Written exercise → Make an exact copy of the entries, and keep any pictures out of it.

Record extracts →
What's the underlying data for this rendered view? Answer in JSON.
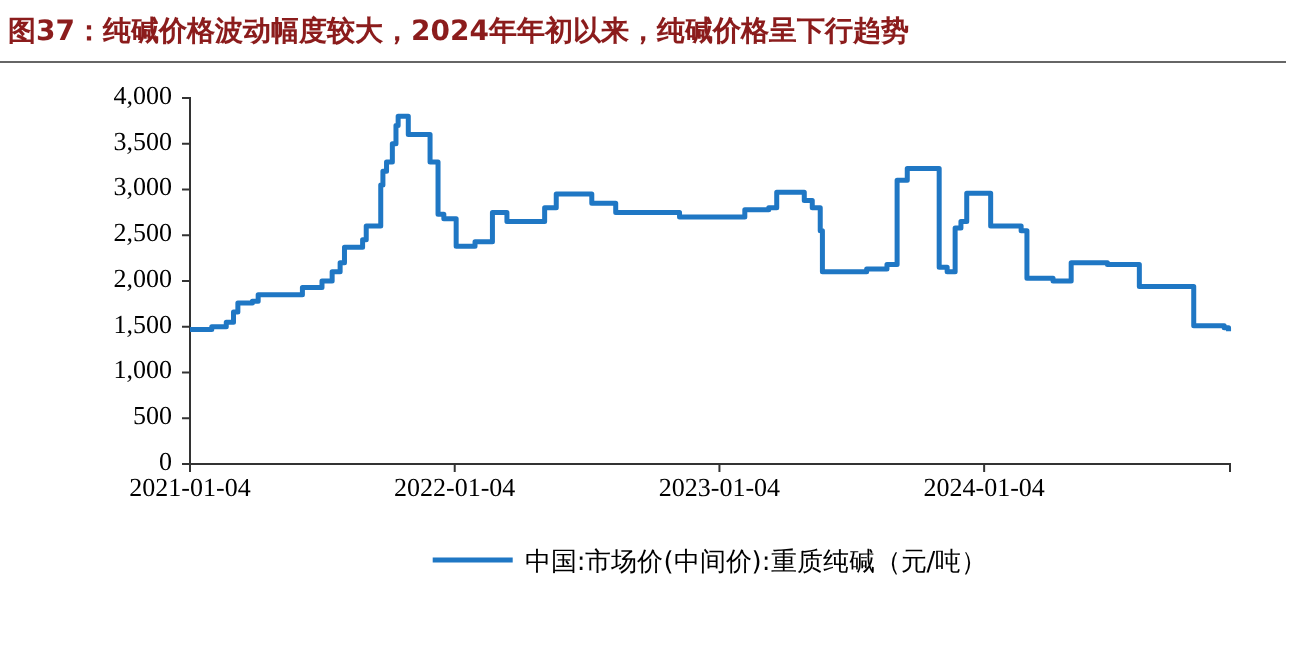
{
  "chart_data": {
    "type": "step",
    "title": "图37：纯碱价格波动幅度较大，2024年年初以来，纯碱价格呈下行趋势",
    "x": [
      "2021-01-04",
      "2021-02-03",
      "2021-02-23",
      "2021-03-05",
      "2021-03-11",
      "2021-03-31",
      "2021-04-08",
      "2021-06-08",
      "2021-07-05",
      "2021-07-19",
      "2021-07-30",
      "2021-08-05",
      "2021-08-30",
      "2021-09-04",
      "2021-09-24",
      "2021-09-27",
      "2021-10-02",
      "2021-10-10",
      "2021-10-15",
      "2021-10-18",
      "2021-11-01",
      "2021-12-01",
      "2021-12-12",
      "2021-12-20",
      "2022-01-06",
      "2022-02-01",
      "2022-02-25",
      "2022-03-17",
      "2022-05-08",
      "2022-05-24",
      "2022-07-12",
      "2022-08-14",
      "2022-11-10",
      "2023-02-08",
      "2023-03-13",
      "2023-03-24",
      "2023-05-01",
      "2023-05-12",
      "2023-05-23",
      "2023-05-26",
      "2023-07-26",
      "2023-08-23",
      "2023-09-06",
      "2023-09-20",
      "2023-11-03",
      "2023-11-14",
      "2023-11-25",
      "2023-12-03",
      "2023-12-11",
      "2024-01-13",
      "2024-02-24",
      "2024-03-03",
      "2024-04-08",
      "2024-05-03",
      "2024-06-22",
      "2024-08-05",
      "2024-10-19",
      "2024-11-30",
      "2024-12-06"
    ],
    "series": [
      {
        "name": "中国:市场价(中间价):重质纯碱（元/吨）",
        "color": "#1f77c4",
        "values": [
          1470,
          1500,
          1550,
          1660,
          1760,
          1780,
          1850,
          1930,
          2000,
          2100,
          2200,
          2370,
          2450,
          2600,
          3050,
          3200,
          3300,
          3500,
          3700,
          3800,
          3600,
          3300,
          2730,
          2680,
          2380,
          2430,
          2750,
          2650,
          2800,
          2950,
          2850,
          2750,
          2700,
          2780,
          2800,
          2970,
          2880,
          2800,
          2550,
          2100,
          2130,
          2180,
          3100,
          3230,
          2150,
          2100,
          2580,
          2650,
          2960,
          2600,
          2550,
          2030,
          2000,
          2200,
          2180,
          1940,
          1510,
          1490,
          1450
        ]
      }
    ],
    "xlim": [
      "2021-01-04",
      "2024-12-08"
    ],
    "xticks": [
      "2021-01-04",
      "2022-01-04",
      "2023-01-04",
      "2024-01-04"
    ],
    "ylim": [
      0,
      4000
    ],
    "yticks": [
      {
        "value": 0,
        "label": "0"
      },
      {
        "value": 500,
        "label": "500"
      },
      {
        "value": 1000,
        "label": "1,000"
      },
      {
        "value": 1500,
        "label": "1,500"
      },
      {
        "value": 2000,
        "label": "2,000"
      },
      {
        "value": 2500,
        "label": "2,500"
      },
      {
        "value": 3000,
        "label": "3,000"
      },
      {
        "value": 3500,
        "label": "3,500"
      },
      {
        "value": 4000,
        "label": "4,000"
      }
    ],
    "legend": "bottom",
    "grid": false
  }
}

Answer for this exercise →
What's the underlying data for this rendered view? Answer in JSON.
{
  "chart_data": {
    "type": "step",
    "title": "图37：纯碱价格波动幅度较大，2024年年初以来，纯碱价格呈下行趋势",
    "x": [
      "2021-01-04",
      "2021-02-03",
      "2021-02-23",
      "2021-03-05",
      "2021-03-11",
      "2021-03-31",
      "2021-04-08",
      "2021-06-08",
      "2021-07-05",
      "2021-07-19",
      "2021-07-30",
      "2021-08-05",
      "2021-08-30",
      "2021-09-04",
      "2021-09-24",
      "2021-09-27",
      "2021-10-02",
      "2021-10-10",
      "2021-10-15",
      "2021-10-18",
      "2021-11-01",
      "2021-12-01",
      "2021-12-12",
      "2021-12-20",
      "2022-01-06",
      "2022-02-01",
      "2022-02-25",
      "2022-03-17",
      "2022-05-08",
      "2022-05-24",
      "2022-07-12",
      "2022-08-14",
      "2022-11-10",
      "2023-02-08",
      "2023-03-13",
      "2023-03-24",
      "2023-05-01",
      "2023-05-12",
      "2023-05-23",
      "2023-05-26",
      "2023-07-26",
      "2023-08-23",
      "2023-09-06",
      "2023-09-20",
      "2023-11-03",
      "2023-11-14",
      "2023-11-25",
      "2023-12-03",
      "2023-12-11",
      "2024-01-13",
      "2024-02-24",
      "2024-03-03",
      "2024-04-08",
      "2024-05-03",
      "2024-06-22",
      "2024-08-05",
      "2024-10-19",
      "2024-11-30",
      "2024-12-06"
    ],
    "series": [
      {
        "name": "中国:市场价(中间价):重质纯碱（元/吨）",
        "color": "#1f77c4",
        "values": [
          1470,
          1500,
          1550,
          1660,
          1760,
          1780,
          1850,
          1930,
          2000,
          2100,
          2200,
          2370,
          2450,
          2600,
          3050,
          3200,
          3300,
          3500,
          3700,
          3800,
          3600,
          3300,
          2730,
          2680,
          2380,
          2430,
          2750,
          2650,
          2800,
          2950,
          2850,
          2750,
          2700,
          2780,
          2800,
          2970,
          2880,
          2800,
          2550,
          2100,
          2130,
          2180,
          3100,
          3230,
          2150,
          2100,
          2580,
          2650,
          2960,
          2600,
          2550,
          2030,
          2000,
          2200,
          2180,
          1940,
          1510,
          1490,
          1450
        ]
      }
    ],
    "xlim": [
      "2021-01-04",
      "2024-12-08"
    ],
    "xticks": [
      "2021-01-04",
      "2022-01-04",
      "2023-01-04",
      "2024-01-04"
    ],
    "ylim": [
      0,
      4000
    ],
    "yticks": [
      {
        "value": 0,
        "label": "0"
      },
      {
        "value": 500,
        "label": "500"
      },
      {
        "value": 1000,
        "label": "1,000"
      },
      {
        "value": 1500,
        "label": "1,500"
      },
      {
        "value": 2000,
        "label": "2,000"
      },
      {
        "value": 2500,
        "label": "2,500"
      },
      {
        "value": 3000,
        "label": "3,000"
      },
      {
        "value": 3500,
        "label": "3,500"
      },
      {
        "value": 4000,
        "label": "4,000"
      }
    ],
    "legend": "bottom",
    "grid": false
  }
}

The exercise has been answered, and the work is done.